Problem details:
Pick out all lines in the listing holding the string "Congress" and copy them.

Raw records:
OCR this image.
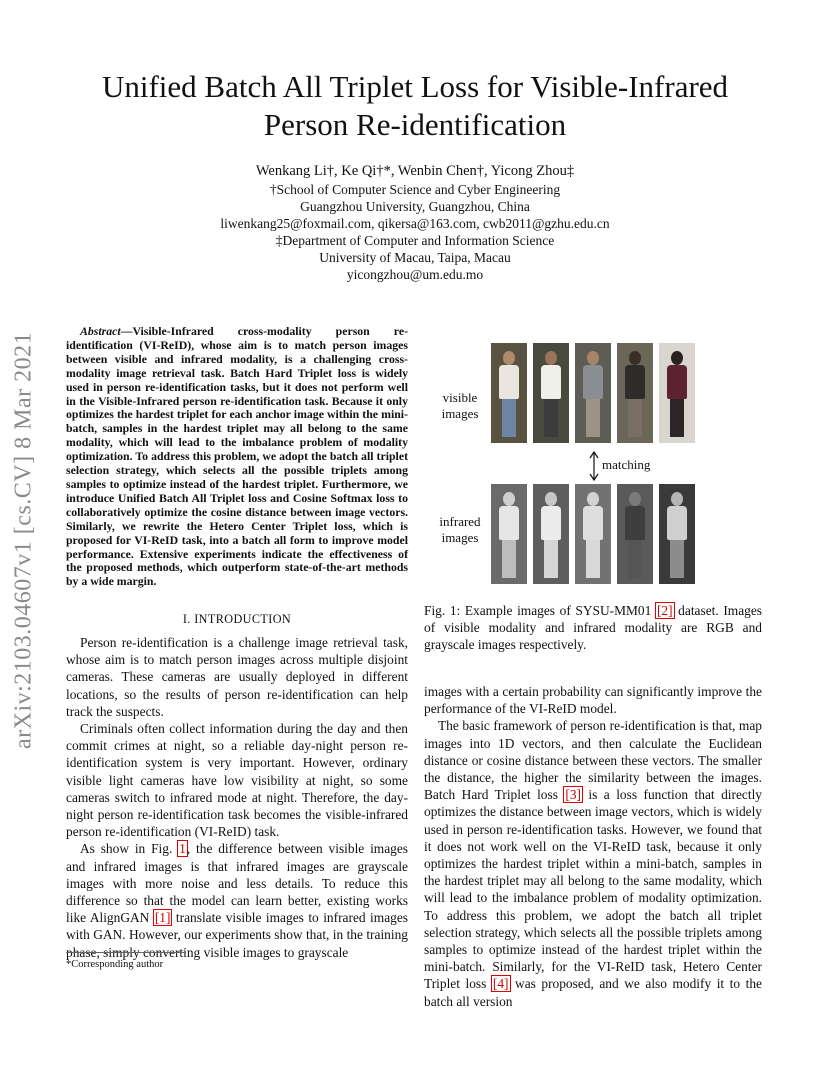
arXiv:2103.04607v1 [cs.CV] 8 Mar 2021
Unified Batch All Triplet Loss for Visible-Infrared Person Re-identification
Wenkang Li†, Ke Qi†*, Wenbin Chen†, Yicong Zhou‡
†School of Computer Science and Cyber Engineering
Guangzhou University, Guangzhou, China
liwenkang25@foxmail.com, qikersa@163.com, cwb2011@gzhu.edu.cn
‡Department of Computer and Information Science
University of Macau, Taipa, Macau
yicongzhou@um.edu.mo

Abstract—Visible-Infrared cross-modality person re-identification (VI-ReID), whose aim is to match person images between visible and infrared modality, is a challenging cross-modality image retrieval task. Batch Hard Triplet loss is widely used in person re-identification tasks, but it does not perform well in the Visible-Infrared person re-identification task. Because it only optimizes the hardest triplet for each anchor image within the mini-batch, samples in the hardest triplet may all belong to the same modality, which will lead to the imbalance problem of modality optimization. To address this problem, we adopt the batch all triplet selection strategy, which selects all the possible triplets among samples to optimize instead of the hardest triplet. Furthermore, we introduce Unified Batch All Triplet loss and Cosine Softmax loss to collaboratively optimize the cosine distance between image vectors. Similarly, we rewrite the Hetero Center Triplet loss, which is proposed for VI-ReID task, into a batch all form to improve model performance. Extensive experiments indicate the effectiveness of the proposed methods, which outperform state-of-the-art methods by a wide margin.

I. INTRODUCTION

Person re-identification is a challenge image retrieval task, whose aim is to match person images across multiple disjoint cameras. These cameras are usually deployed in different locations, so the results of person re-identification can help track the suspects.

Criminals often collect information during the day and then commit crimes at night, so a reliable day-night person re-identification system is very important. However, ordinary visible light cameras have low visibility at night, so some cameras switch to infrared mode at night. Therefore, the day-night person re-identification task becomes the visible-infrared person re-identification (VI-ReID) task.

As show in Fig. 1, the difference between visible images and infrared images is that infrared images are grayscale images with more noise and less details. To reduce this difference so that the model can learn better, existing works like AlignGAN [1] translate visible images to infrared images with GAN. However, our experiments show that, in the training phase, simply converting visible images to grayscale

*Corresponding author
visible
images
matching
infrared
images
Fig. 1: Example images of SYSU-MM01 [2] dataset. Images of visible modality and infrared modality are RGB and grayscale images respectively.

images with a certain probability can significantly improve the performance of the VI-ReID model.

The basic framework of person re-identification is that, map images into 1D vectors, and then calculate the Euclidean distance or cosine distance between these vectors. The smaller the distance, the higher the similarity between the images. Batch Hard Triplet loss [3] is a loss function that directly optimizes the distance between image vectors, which is widely used in person re-identification tasks. However, we found that it does not work well on the VI-ReID task, because it only optimizes the hardest triplet within a mini-batch, samples in the hardest triplet may all belong to the same modality, which will lead to the imbalance problem of modality optimization. To address this problem, we adopt the batch all triplet selection strategy, which selects all the possible triplets among samples to optimize instead of the hardest triplet within the mini-batch. Similarly, for the VI-ReID task, Hetero Center Triplet loss [4] was proposed, and we also modify it to the batch all version
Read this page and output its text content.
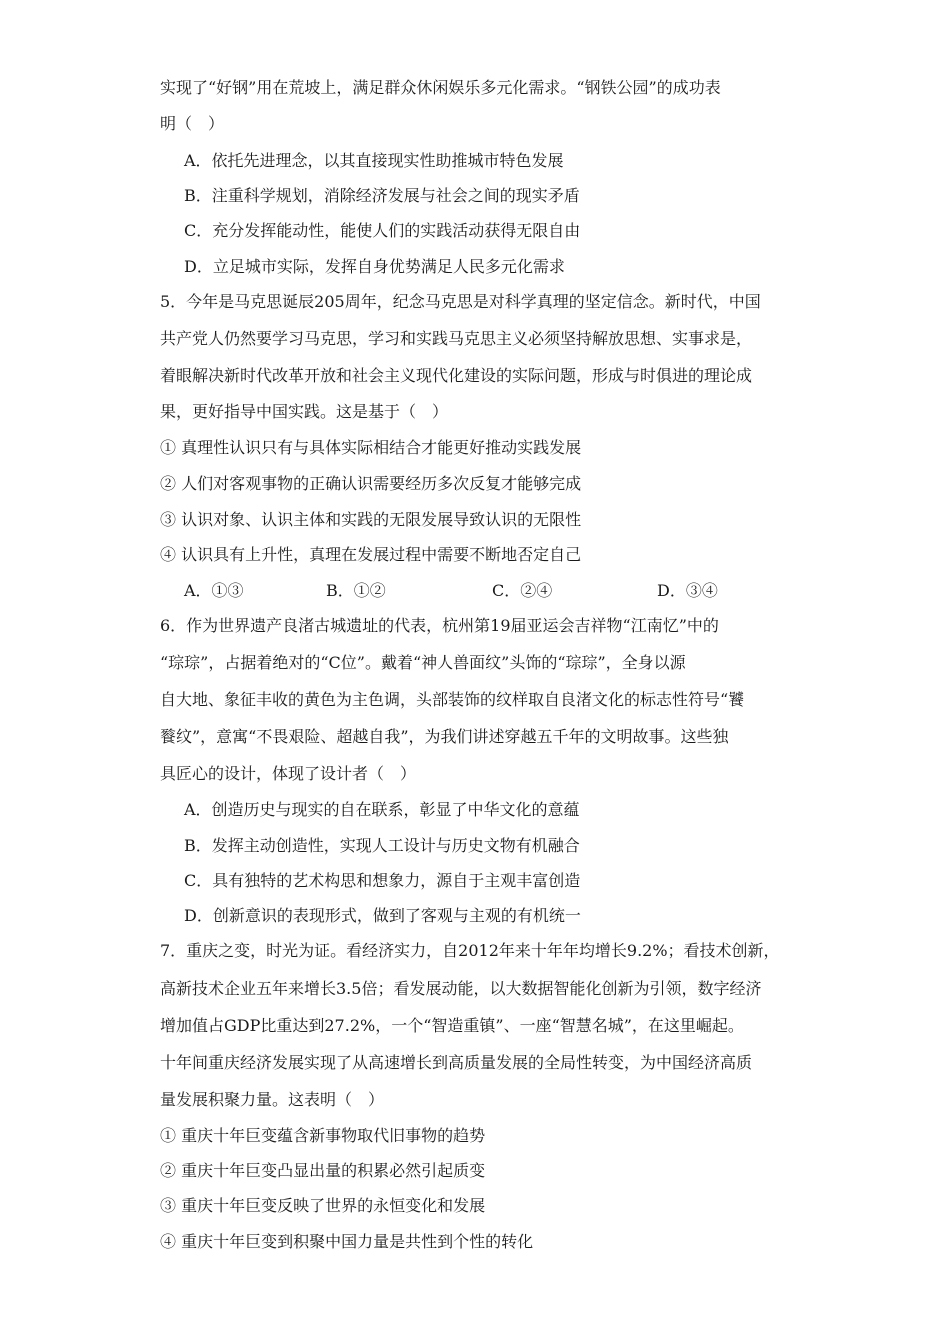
实现了“好钢”用在荒坡上，满足群众休闲娱乐多元化需求。“钢铁公园”的成功表
明（　）
A．依托先进理念，以其直接现实性助推城市特色发展
B．注重科学规划，消除经济发展与社会之间的现实矛盾
C．充分发挥能动性，能使人们的实践活动获得无限自由
D．立足城市实际，发挥自身优势满足人民多元化需求
5．今年是马克思诞辰205周年，纪念马克思是对科学真理的坚定信念。新时代，中国
共产党人仍然要学习马克思，学习和实践马克思主义必须坚持解放思想、实事求是，
着眼解决新时代改革开放和社会主义现代化建设的实际问题，形成与时俱进的理论成
果，更好指导中国实践。这是基于（　）
① 真理性认识只有与具体实际相结合才能更好推动实践发展
② 人们对客观事物的正确认识需要经历多次反复才能够完成
③ 认识对象、认识主体和实践的无限发展导致认识的无限性
④ 认识具有上升性，真理在发展过程中需要不断地否定自己
A．①③	B．①②	C．②④	D．③④
6．作为世界遗产良渚古城遗址的代表，杭州第19届亚运会吉祥物“江南忆”中的
“琮琮”，占据着绝对的“C位”。戴着“神人兽面纹”头饰的“琮琮”，全身以源
自大地、象征丰收的黄色为主色调，头部装饰的纹样取自良渚文化的标志性符号“饕
餮纹”，意寓“不畏艰险、超越自我”，为我们讲述穿越五千年的文明故事。这些独
具匠心的设计，体现了设计者（　）
A．创造历史与现实的自在联系，彰显了中华文化的意蕴
B．发挥主动创造性，实现人工设计与历史文物有机融合
C．具有独特的艺术构思和想象力，源自于主观丰富创造
D．创新意识的表现形式，做到了客观与主观的有机统一
7．重庆之变，时光为证。看经济实力，自2012年来十年年均增长9.2%；看技术创新，
高新技术企业五年来增长3.5倍；看发展动能，以大数据智能化创新为引领，数字经济
增加值占GDP比重达到27.2%，一个“智造重镇”、一座“智慧名城”，在这里崛起。
十年间重庆经济发展实现了从高速增长到高质量发展的全局性转变，为中国经济高质
量发展积聚力量。这表明（　）
① 重庆十年巨变蕴含新事物取代旧事物的趋势
② 重庆十年巨变凸显出量的积累必然引起质变
③ 重庆十年巨变反映了世界的永恒变化和发展
④ 重庆十年巨变到积聚中国力量是共性到个性的转化
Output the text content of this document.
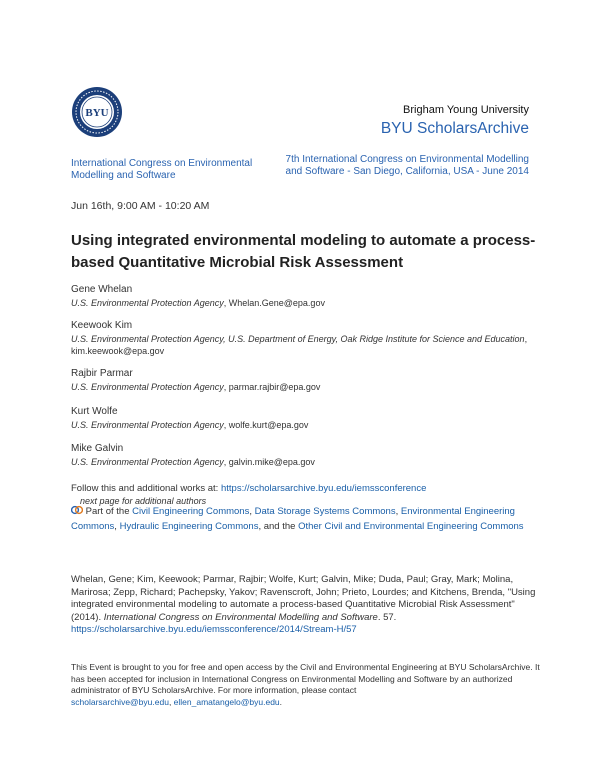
BYU	Brigham Young University
BYU ScholarsArchive
International Congress on Environmental Modelling and Software
7th International Congress on Environmental Modelling and Software - San Diego, California, USA - June 2014
Jun 16th, 9:00 AM - 10:20 AM
Using integrated environmental modeling to automate a process-based Quantitative Microbial Risk Assessment
Gene Whelan
U.S. Environmental Protection Agency, Whelan.Gene@epa.gov
Keewook Kim
U.S. Environmental Protection Agency, U.S. Department of Energy, Oak Ridge Institute for Science and Education, kim.keewook@epa.gov
Rajbir Parmar
U.S. Environmental Protection Agency, parmar.rajbir@epa.gov
Kurt Wolfe
U.S. Environmental Protection Agency, wolfe.kurt@epa.gov
Mike Galvin
U.S. Environmental Protection Agency, galvin.mike@epa.gov
Follow this and additional works at: https://scholarsarchive.byu.edu/iemssconference
next page for additional authors
Part of the Civil Engineering Commons, Data Storage Systems Commons, Environmental Engineering Commons, Hydraulic Engineering Commons, and the Other Civil and Environmental Engineering Commons
Whelan, Gene; Kim, Keewook; Parmar, Rajbir; Wolfe, Kurt; Galvin, Mike; Duda, Paul; Gray, Mark; Molina, Marirosa; Zepp, Richard; Pachepsky, Yakov; Ravenscroft, John; Prieto, Lourdes; and Kitchens, Brenda, "Using integrated environmental modeling to automate a process-based Quantitative Microbial Risk Assessment" (2014). International Congress on Environmental Modelling and Software. 57.
https://scholarsarchive.byu.edu/iemssconference/2014/Stream-H/57
This Event is brought to you for free and open access by the Civil and Environmental Engineering at BYU ScholarsArchive. It has been accepted for inclusion in International Congress on Environmental Modelling and Software by an authorized administrator of BYU ScholarsArchive. For more information, please contact
scholarsarchive@byu.edu, ellen_amatangelo@byu.edu.
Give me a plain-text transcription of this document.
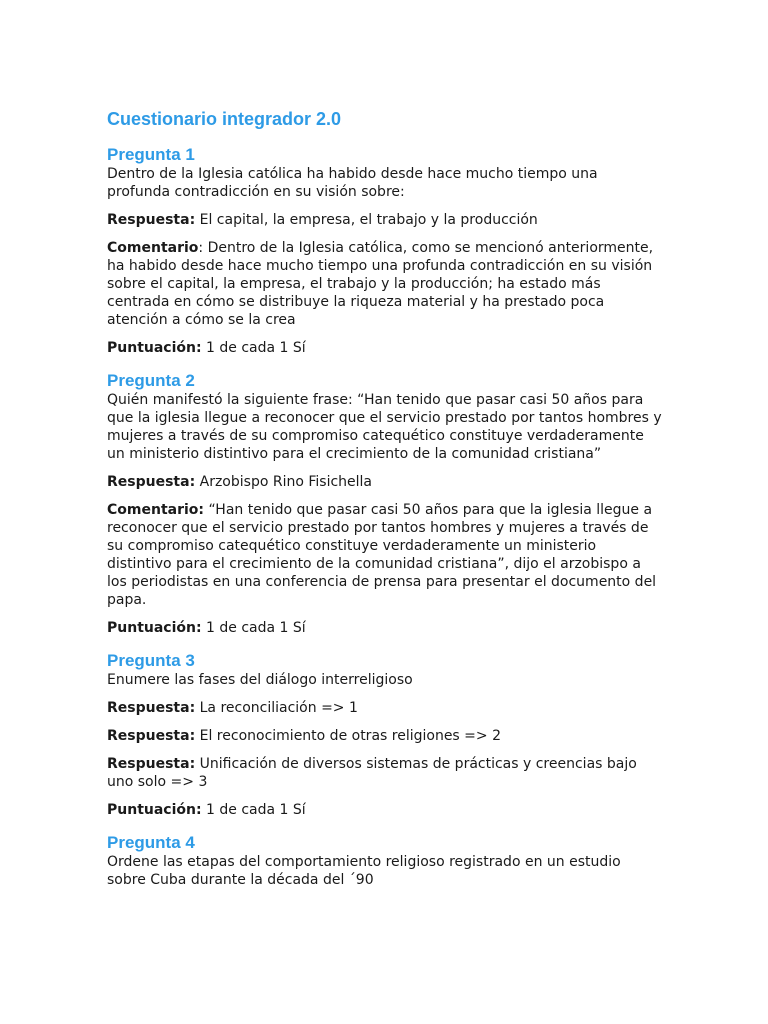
Cuestionario integrador 2.0
Pregunta 1

Dentro de la Iglesia católica ha habido desde hace mucho tiempo una profunda contradicción en su visión sobre:

Respuesta: El capital, la empresa, el trabajo y la producción

Comentario: Dentro de la Iglesia católica, como se mencionó anteriormente, ha habido desde hace mucho tiempo una profunda contradicción en su visión sobre el capital, la empresa, el trabajo y la producción; ha estado más centrada en cómo se distribuye la riqueza material y ha prestado poca atención a cómo se la crea

Puntuación: 1 de cada 1 Sí

Pregunta 2

Quién manifestó la siguiente frase: “Han tenido que pasar casi 50 años para que la iglesia llegue a reconocer que el servicio prestado por tantos hombres y mujeres a través de su compromiso catequético constituye verdaderamente un ministerio distintivo para el crecimiento de la comunidad cristiana”

Respuesta: Arzobispo Rino Fisichella

Comentario: “Han tenido que pasar casi 50 años para que la iglesia llegue a reconocer que el servicio prestado por tantos hombres y mujeres a través de su compromiso catequético constituye verdaderamente un ministerio distintivo para el crecimiento de la comunidad cristiana”, dijo el arzobispo a los periodistas en una conferencia de prensa para presentar el documento del papa.

Puntuación: 1 de cada 1 Sí

Pregunta 3

Enumere las fases del diálogo interreligioso

Respuesta: La reconciliación => 1

Respuesta: El reconocimiento de otras religiones => 2

Respuesta: Unificación de diversos sistemas de prácticas y creencias bajo uno solo => 3

Puntuación: 1 de cada 1 Sí

Pregunta 4

Ordene las etapas del comportamiento religioso registrado en un estudio sobre Cuba durante la década del ´90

Task solution:
International Congress on Environmental Modelling and Software
7th International Congress on Environmental Modelling and Software - San Diego, California, USA - June 2014
Whelan, Gene; Kim, Keewook; Parmar, Rajbir; Wolfe, Kurt; Galvin, Mike; Duda, Paul; Gray, Mark; Molina, Marirosa; Zepp, Richard; Pachepsky, Yakov; Ravenscroft, John; Prieto, Lourdes; and Kitchens, Brenda, "Using integrated environmental modeling to automate a process-based Quantitative Microbial Risk Assessment" (2014). International Congress on Environmental Modelling and Software. 57.
This Event is brought to you for free and open access by the Civil and Environmental Engineering at BYU ScholarsArchive. It has been accepted for inclusion in International Congress on Environmental Modelling and Software by an authorized administrator of BYU ScholarsArchive. For more information, please contact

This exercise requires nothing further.